▶ _Task_
Using the listing below, report all lines holding the word "GRMAS".

* * *

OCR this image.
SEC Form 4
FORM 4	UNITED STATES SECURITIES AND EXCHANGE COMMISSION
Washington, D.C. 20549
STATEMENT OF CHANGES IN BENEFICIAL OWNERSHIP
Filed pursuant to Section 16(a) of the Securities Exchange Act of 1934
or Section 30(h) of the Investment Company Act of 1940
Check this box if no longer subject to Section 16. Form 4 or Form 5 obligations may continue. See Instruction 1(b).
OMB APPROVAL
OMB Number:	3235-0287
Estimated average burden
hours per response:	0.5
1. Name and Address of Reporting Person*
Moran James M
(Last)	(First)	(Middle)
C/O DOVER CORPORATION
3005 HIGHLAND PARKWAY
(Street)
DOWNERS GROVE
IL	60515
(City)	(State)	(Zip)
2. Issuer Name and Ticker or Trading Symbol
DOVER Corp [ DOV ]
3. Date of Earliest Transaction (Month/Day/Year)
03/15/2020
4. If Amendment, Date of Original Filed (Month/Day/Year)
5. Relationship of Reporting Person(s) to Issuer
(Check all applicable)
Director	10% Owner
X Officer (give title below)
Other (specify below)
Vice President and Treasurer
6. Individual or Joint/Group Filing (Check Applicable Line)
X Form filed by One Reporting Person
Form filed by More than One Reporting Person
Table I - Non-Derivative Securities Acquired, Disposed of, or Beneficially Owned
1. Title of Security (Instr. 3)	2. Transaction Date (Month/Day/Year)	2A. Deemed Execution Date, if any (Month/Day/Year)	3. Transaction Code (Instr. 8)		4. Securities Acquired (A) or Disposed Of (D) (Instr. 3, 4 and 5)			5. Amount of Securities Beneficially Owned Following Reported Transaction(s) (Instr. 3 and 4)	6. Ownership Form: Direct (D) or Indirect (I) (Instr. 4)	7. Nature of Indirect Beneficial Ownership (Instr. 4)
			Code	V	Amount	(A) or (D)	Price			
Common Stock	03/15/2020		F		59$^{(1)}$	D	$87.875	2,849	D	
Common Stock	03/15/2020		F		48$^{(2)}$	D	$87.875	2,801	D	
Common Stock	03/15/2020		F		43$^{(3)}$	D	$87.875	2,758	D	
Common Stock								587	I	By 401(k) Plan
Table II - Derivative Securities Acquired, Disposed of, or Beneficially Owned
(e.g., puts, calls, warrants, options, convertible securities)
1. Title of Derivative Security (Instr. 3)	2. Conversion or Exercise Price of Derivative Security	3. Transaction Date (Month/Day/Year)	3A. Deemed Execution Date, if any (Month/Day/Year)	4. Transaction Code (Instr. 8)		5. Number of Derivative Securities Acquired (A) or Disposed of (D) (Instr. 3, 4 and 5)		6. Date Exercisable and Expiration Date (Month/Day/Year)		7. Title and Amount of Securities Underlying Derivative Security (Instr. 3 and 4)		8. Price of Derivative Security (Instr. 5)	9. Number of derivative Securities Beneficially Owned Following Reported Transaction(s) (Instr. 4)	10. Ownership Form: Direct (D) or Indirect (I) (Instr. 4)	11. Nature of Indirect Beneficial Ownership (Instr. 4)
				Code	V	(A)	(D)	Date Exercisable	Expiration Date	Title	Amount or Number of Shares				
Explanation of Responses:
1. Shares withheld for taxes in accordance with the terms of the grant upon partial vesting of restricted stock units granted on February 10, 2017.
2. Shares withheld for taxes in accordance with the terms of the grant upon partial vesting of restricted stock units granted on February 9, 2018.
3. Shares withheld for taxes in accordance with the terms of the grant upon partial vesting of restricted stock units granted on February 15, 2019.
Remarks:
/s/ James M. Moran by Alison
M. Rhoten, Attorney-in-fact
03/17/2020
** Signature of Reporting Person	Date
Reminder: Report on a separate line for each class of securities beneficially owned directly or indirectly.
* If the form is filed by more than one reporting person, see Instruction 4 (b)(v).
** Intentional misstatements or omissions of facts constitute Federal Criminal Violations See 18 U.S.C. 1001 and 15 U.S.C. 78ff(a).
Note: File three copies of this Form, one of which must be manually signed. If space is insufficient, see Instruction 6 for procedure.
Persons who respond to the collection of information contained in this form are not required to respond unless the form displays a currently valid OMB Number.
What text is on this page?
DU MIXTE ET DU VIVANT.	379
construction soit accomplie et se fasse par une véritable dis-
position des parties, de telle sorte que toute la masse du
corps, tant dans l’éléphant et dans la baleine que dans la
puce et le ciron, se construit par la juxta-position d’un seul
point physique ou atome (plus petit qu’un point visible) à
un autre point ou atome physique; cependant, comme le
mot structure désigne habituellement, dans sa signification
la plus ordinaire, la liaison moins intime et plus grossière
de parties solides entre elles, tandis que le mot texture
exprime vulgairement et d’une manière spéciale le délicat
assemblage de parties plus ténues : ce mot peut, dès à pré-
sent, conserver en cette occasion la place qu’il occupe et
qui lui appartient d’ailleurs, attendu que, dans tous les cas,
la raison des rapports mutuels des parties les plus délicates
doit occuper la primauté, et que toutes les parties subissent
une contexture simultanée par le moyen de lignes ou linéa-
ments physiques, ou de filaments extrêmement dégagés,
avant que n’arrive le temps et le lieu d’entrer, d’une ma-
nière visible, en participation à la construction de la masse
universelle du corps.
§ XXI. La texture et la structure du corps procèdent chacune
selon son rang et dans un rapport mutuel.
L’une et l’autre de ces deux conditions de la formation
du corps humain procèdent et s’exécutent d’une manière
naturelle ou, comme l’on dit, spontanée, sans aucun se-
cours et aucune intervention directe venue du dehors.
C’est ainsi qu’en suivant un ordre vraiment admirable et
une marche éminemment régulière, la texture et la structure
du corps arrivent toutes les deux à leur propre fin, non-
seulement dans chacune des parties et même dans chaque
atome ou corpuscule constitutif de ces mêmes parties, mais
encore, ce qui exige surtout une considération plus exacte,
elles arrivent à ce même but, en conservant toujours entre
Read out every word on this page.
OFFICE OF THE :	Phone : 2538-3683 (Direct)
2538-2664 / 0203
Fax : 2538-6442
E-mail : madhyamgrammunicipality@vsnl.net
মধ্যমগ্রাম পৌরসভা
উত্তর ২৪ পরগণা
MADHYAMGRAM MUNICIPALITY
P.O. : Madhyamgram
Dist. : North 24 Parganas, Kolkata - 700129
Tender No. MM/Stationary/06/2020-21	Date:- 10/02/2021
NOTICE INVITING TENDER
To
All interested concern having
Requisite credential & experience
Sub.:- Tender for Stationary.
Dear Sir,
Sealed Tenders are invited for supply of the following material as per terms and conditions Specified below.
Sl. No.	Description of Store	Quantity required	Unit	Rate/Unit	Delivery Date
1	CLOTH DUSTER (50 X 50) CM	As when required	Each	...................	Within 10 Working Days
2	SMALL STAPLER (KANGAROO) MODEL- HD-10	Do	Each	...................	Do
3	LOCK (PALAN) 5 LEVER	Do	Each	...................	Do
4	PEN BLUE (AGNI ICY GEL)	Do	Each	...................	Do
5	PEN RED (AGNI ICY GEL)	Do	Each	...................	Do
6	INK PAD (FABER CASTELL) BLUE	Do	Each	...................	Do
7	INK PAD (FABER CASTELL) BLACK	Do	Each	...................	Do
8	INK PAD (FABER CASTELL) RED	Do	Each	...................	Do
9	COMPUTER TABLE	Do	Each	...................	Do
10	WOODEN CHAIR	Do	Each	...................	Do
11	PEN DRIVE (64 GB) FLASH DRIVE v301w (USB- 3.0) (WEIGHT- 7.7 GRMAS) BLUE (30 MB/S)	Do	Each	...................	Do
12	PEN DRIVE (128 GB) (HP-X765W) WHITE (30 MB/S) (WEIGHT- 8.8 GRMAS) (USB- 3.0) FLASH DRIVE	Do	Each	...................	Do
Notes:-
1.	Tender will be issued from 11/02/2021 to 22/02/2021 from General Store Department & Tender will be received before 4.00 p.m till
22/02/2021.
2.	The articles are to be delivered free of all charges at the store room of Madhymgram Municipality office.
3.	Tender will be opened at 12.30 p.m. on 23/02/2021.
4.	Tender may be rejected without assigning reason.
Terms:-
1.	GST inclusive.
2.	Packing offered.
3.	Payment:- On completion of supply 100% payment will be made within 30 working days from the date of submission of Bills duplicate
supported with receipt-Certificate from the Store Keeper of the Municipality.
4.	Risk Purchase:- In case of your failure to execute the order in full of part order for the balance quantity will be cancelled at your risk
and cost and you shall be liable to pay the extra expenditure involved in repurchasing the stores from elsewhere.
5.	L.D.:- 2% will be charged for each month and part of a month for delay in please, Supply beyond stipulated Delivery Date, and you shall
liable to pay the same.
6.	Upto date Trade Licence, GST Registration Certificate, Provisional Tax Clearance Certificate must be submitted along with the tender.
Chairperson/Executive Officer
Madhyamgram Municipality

* * *

▶ _Full solution_
11	PEN DRIVE (64 GB) FLASH DRIVE v301w (USB- 3.0) (WEIGHT- 7.7 GRMAS) BLUE (30 MB/S)	Do	Each	...................	Do
12	PEN DRIVE (128 GB) (HP-X765W) WHITE (30 MB/S) (WEIGHT- 8.8 GRMAS) (USB- 3.0) FLASH DRIVE	Do	Each	...................	Do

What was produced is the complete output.